INSTRUCTION
Everything in the listing should be restated word for word.

Extracts from a graphics dataset

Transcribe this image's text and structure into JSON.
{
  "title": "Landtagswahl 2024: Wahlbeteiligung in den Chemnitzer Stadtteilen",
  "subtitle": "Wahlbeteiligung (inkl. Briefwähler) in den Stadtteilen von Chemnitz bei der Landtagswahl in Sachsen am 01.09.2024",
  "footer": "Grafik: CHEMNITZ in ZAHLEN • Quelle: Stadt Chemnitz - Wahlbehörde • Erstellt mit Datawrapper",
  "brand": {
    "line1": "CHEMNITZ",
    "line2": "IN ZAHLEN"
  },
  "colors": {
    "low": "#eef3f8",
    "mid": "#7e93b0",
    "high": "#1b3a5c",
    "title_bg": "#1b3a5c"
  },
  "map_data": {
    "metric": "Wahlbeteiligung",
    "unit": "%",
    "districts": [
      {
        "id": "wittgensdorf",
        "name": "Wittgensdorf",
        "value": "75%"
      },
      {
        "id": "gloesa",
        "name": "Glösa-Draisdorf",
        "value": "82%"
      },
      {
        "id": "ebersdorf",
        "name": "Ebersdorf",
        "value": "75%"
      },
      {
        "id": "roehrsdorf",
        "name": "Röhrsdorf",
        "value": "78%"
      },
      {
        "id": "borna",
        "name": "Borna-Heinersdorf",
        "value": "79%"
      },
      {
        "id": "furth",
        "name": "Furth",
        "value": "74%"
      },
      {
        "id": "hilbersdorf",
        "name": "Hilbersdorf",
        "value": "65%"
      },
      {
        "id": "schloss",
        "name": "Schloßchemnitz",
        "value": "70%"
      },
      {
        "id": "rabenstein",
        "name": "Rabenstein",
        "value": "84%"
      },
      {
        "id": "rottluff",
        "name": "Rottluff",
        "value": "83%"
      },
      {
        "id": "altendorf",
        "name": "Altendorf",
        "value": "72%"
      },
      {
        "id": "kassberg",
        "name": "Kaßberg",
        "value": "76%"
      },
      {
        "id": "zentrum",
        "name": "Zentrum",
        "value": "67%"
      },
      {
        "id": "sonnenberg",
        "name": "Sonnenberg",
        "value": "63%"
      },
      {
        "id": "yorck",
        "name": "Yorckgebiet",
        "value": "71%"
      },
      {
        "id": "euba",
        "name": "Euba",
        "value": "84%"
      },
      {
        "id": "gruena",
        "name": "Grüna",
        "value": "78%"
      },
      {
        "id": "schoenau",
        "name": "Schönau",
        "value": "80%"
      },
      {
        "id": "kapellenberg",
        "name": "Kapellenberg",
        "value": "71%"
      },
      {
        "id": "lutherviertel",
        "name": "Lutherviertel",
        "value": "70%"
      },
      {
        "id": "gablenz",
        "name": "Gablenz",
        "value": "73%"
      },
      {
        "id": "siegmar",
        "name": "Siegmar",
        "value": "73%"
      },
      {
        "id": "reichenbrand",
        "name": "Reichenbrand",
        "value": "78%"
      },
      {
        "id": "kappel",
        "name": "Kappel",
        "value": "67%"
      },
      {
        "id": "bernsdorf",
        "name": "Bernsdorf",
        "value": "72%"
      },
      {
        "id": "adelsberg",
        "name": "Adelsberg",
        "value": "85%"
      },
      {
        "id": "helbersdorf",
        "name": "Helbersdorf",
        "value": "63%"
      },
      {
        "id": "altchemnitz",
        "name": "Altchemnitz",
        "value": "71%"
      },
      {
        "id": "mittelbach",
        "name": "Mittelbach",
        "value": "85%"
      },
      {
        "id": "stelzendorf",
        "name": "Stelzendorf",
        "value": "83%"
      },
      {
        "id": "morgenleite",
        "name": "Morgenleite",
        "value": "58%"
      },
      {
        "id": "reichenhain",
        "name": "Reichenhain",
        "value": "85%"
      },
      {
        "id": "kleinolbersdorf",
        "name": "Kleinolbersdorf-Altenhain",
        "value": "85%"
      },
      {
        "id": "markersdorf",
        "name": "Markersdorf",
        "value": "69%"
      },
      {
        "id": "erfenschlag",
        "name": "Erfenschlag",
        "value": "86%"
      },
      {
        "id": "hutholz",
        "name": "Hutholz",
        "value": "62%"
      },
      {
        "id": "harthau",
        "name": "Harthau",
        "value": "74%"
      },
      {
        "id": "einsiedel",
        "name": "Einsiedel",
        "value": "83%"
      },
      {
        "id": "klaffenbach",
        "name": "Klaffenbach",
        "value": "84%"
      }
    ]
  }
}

COMPLETE ANSWER
Transcribe this image's text and structure into JSON.
{
  "title": "Landtagswahl 2024: Wahlbeteiligung in den Chemnitzer Stadtteilen",
  "subtitle": "Wahlbeteiligung (inkl. Briefwähler) in den Stadtteilen von Chemnitz bei der Landtagswahl in Sachsen am 01.09.2024",
  "footer": "Grafik: CHEMNITZ in ZAHLEN • Quelle: Stadt Chemnitz - Wahlbehörde • Erstellt mit Datawrapper",
  "brand": {
    "line1": "CHEMNITZ",
    "line2": "IN ZAHLEN"
  },
  "colors": {
    "low": "#eef3f8",
    "mid": "#7e93b0",
    "high": "#1b3a5c",
    "title_bg": "#1b3a5c"
  },
  "map_data": {
    "metric": "Wahlbeteiligung",
    "unit": "%",
    "districts": [
      {
        "id": "wittgensdorf",
        "name": "Wittgensdorf",
        "value": "75%"
      },
      {
        "id": "gloesa",
        "name": "Glösa-Draisdorf",
        "value": "82%"
      },
      {
        "id": "ebersdorf",
        "name": "Ebersdorf",
        "value": "75%"
      },
      {
        "id": "roehrsdorf",
        "name": "Röhrsdorf",
        "value": "78%"
      },
      {
        "id": "borna",
        "name": "Borna-Heinersdorf",
        "value": "79%"
      },
      {
        "id": "furth",
        "name": "Furth",
        "value": "74%"
      },
      {
        "id": "hilbersdorf",
        "name": "Hilbersdorf",
        "value": "65%"
      },
      {
        "id": "schloss",
        "name": "Schloßchemnitz",
        "value": "70%"
      },
      {
        "id": "rabenstein",
        "name": "Rabenstein",
        "value": "84%"
      },
      {
        "id": "rottluff",
        "name": "Rottluff",
        "value": "83%"
      },
      {
        "id": "altendorf",
        "name": "Altendorf",
        "value": "72%"
      },
      {
        "id": "kassberg",
        "name": "Kaßberg",
        "value": "76%"
      },
      {
        "id": "zentrum",
        "name": "Zentrum",
        "value": "67%"
      },
      {
        "id": "sonnenberg",
        "name": "Sonnenberg",
        "value": "63%"
      },
      {
        "id": "yorck",
        "name": "Yorckgebiet",
        "value": "71%"
      },
      {
        "id": "euba",
        "name": "Euba",
        "value": "84%"
      },
      {
        "id": "gruena",
        "name": "Grüna",
        "value": "78%"
      },
      {
        "id": "schoenau",
        "name": "Schönau",
        "value": "80%"
      },
      {
        "id": "kapellenberg",
        "name": "Kapellenberg",
        "value": "71%"
      },
      {
        "id": "lutherviertel",
        "name": "Lutherviertel",
        "value": "70%"
      },
      {
        "id": "gablenz",
        "name": "Gablenz",
        "value": "73%"
      },
      {
        "id": "siegmar",
        "name": "Siegmar",
        "value": "73%"
      },
      {
        "id": "reichenbrand",
        "name": "Reichenbrand",
        "value": "78%"
      },
      {
        "id": "kappel",
        "name": "Kappel",
        "value": "67%"
      },
      {
        "id": "bernsdorf",
        "name": "Bernsdorf",
        "value": "72%"
      },
      {
        "id": "adelsberg",
        "name": "Adelsberg",
        "value": "85%"
      },
      {
        "id": "helbersdorf",
        "name": "Helbersdorf",
        "value": "63%"
      },
      {
        "id": "altchemnitz",
        "name": "Altchemnitz",
        "value": "71%"
      },
      {
        "id": "mittelbach",
        "name": "Mittelbach",
        "value": "85%"
      },
      {
        "id": "stelzendorf",
        "name": "Stelzendorf",
        "value": "83%"
      },
      {
        "id": "morgenleite",
        "name": "Morgenleite",
        "value": "58%"
      },
      {
        "id": "reichenhain",
        "name": "Reichenhain",
        "value": "85%"
      },
      {
        "id": "kleinolbersdorf",
        "name": "Kleinolbersdorf-Altenhain",
        "value": "85%"
      },
      {
        "id": "markersdorf",
        "name": "Markersdorf",
        "value": "69%"
      },
      {
        "id": "erfenschlag",
        "name": "Erfenschlag",
        "value": "86%"
      },
      {
        "id": "hutholz",
        "name": "Hutholz",
        "value": "62%"
      },
      {
        "id": "harthau",
        "name": "Harthau",
        "value": "74%"
      },
      {
        "id": "einsiedel",
        "name": "Einsiedel",
        "value": "83%"
      },
      {
        "id": "klaffenbach",
        "name": "Klaffenbach",
        "value": "84%"
      }
    ]
  }
}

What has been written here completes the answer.